Extracted records:
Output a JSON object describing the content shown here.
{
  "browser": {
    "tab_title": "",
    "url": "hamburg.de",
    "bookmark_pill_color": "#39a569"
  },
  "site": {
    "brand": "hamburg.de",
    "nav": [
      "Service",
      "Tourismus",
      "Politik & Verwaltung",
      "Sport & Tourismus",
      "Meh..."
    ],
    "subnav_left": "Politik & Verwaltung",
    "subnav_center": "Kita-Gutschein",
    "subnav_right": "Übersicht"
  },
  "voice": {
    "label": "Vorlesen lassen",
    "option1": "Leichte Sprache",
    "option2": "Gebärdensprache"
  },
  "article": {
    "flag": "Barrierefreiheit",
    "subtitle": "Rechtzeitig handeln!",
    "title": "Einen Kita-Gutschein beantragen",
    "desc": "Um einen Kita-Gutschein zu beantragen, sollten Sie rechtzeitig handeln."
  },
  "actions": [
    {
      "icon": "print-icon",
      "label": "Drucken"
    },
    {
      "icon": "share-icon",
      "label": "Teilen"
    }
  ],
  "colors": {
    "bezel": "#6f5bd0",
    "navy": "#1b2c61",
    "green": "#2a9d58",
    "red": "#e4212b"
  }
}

* _Given problem_
Look through the listing and extract every line with "Gutschein" in it.

* _Complete response_
    "subnav_center": "Kita-Gutschein",
    "title": "Einen Kita-Gutschein beantragen",
    "desc": "Um einen Kita-Gutschein zu beantragen, sollten Sie rechtzeitig handeln."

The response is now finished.